**REQUIREMENT:**
Look below and pull out each line with the word "avenue".

□ □ □ □ □

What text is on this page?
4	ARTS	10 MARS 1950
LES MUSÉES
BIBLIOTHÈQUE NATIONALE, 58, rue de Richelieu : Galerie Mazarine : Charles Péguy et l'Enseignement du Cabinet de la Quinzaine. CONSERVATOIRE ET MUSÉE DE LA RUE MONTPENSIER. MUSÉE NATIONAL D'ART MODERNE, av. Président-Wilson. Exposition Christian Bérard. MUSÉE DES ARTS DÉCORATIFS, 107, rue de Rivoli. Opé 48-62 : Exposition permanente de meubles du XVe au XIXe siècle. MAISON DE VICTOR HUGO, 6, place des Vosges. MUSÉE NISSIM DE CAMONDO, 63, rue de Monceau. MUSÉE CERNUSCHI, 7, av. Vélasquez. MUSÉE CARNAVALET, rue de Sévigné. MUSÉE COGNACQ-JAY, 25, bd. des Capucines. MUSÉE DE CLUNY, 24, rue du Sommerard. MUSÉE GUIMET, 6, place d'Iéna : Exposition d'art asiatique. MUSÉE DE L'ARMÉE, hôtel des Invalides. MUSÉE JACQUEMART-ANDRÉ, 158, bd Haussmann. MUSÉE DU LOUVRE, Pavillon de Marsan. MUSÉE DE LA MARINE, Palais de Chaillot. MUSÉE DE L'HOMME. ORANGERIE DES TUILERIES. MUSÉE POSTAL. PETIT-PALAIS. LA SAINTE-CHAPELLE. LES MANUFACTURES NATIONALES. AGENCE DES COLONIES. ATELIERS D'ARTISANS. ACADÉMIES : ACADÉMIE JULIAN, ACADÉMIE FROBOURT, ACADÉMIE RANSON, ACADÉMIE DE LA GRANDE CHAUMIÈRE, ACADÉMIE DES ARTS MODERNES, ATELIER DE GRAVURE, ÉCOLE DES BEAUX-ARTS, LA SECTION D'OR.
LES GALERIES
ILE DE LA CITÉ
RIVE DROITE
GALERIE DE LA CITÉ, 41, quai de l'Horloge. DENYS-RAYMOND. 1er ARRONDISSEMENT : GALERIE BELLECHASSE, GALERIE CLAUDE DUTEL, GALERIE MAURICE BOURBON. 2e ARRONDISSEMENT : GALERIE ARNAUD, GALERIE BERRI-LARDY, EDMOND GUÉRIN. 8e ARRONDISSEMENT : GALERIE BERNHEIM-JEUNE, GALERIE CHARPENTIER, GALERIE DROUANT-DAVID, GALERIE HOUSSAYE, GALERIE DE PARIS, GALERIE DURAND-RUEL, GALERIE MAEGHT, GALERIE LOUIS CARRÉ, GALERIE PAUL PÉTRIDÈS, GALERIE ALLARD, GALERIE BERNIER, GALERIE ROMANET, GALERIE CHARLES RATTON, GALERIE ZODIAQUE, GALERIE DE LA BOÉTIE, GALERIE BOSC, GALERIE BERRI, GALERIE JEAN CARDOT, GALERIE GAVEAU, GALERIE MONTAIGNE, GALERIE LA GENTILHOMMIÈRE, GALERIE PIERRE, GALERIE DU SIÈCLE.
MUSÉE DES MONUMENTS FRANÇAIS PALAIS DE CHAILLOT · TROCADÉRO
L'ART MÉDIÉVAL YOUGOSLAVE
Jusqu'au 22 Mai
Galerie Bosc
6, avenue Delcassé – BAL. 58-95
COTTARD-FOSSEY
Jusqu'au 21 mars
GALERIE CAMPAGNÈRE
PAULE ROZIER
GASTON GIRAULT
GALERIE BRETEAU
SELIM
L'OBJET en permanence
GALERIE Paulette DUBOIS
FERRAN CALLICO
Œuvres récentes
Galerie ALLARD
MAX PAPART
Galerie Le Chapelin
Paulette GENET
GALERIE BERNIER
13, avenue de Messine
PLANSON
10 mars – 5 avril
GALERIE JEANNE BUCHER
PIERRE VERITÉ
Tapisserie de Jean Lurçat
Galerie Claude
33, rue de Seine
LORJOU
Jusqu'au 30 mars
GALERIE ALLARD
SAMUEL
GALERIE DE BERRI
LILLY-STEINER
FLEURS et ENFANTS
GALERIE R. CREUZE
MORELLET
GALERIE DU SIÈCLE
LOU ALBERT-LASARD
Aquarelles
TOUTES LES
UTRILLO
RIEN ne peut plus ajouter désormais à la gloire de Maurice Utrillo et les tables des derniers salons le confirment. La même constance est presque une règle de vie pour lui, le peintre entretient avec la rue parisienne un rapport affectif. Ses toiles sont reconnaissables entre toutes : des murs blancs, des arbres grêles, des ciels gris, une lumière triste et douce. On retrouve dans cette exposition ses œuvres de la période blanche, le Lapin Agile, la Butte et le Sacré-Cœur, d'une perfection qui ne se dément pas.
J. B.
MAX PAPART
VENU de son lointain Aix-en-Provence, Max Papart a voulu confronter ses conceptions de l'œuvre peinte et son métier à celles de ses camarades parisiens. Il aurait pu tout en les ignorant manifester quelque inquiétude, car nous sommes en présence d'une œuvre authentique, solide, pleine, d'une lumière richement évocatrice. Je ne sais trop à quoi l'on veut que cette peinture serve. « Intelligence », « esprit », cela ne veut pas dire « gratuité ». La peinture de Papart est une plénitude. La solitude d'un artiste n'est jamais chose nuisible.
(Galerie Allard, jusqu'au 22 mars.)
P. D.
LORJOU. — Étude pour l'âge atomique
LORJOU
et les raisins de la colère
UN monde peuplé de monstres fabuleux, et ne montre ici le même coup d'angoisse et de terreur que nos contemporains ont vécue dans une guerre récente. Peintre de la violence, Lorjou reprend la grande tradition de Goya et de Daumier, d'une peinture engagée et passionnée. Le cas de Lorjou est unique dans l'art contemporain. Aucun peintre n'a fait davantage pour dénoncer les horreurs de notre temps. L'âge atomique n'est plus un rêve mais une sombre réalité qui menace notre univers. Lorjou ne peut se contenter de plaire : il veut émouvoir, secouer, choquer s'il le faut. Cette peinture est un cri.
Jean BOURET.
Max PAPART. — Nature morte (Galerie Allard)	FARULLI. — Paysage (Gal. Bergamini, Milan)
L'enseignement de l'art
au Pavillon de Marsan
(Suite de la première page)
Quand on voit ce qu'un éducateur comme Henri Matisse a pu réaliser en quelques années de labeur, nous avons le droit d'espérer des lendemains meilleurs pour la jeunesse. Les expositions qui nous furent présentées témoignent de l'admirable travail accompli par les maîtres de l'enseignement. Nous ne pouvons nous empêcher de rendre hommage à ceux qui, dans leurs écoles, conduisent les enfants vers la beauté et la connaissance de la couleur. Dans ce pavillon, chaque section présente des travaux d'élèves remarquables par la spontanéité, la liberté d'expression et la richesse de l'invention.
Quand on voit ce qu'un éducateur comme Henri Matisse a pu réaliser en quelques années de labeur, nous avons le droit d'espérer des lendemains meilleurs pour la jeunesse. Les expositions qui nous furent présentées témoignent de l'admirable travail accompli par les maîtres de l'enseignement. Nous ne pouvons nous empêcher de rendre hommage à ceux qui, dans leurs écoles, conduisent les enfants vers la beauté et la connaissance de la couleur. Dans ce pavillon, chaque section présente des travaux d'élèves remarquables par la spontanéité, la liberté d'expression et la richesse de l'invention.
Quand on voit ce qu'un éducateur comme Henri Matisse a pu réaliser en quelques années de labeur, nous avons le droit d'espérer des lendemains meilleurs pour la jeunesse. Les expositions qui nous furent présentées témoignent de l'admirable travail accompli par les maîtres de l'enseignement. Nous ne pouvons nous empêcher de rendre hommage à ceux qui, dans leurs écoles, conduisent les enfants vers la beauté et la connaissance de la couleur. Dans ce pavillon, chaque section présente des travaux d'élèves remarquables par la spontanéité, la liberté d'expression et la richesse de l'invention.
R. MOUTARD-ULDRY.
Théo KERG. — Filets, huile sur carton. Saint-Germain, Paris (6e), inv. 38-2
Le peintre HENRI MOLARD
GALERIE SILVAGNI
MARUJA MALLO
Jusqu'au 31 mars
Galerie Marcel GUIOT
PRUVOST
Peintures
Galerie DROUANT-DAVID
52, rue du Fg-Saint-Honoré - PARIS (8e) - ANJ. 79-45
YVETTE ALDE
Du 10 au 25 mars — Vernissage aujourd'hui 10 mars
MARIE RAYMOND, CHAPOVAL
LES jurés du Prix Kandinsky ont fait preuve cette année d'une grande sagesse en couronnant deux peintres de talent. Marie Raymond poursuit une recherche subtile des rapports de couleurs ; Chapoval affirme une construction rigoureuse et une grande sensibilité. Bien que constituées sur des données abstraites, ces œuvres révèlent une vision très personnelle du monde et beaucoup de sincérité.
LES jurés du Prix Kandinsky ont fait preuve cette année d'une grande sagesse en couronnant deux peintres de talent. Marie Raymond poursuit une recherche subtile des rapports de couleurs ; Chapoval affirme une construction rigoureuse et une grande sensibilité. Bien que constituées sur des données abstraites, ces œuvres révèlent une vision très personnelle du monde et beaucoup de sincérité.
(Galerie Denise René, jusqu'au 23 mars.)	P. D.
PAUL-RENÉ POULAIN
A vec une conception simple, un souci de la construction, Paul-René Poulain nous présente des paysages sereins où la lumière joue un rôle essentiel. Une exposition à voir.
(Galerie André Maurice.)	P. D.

□ □ □ □ □

**SOLUTION:**
6, avenue Delcassé – BAL. 58-95
13, avenue de Messine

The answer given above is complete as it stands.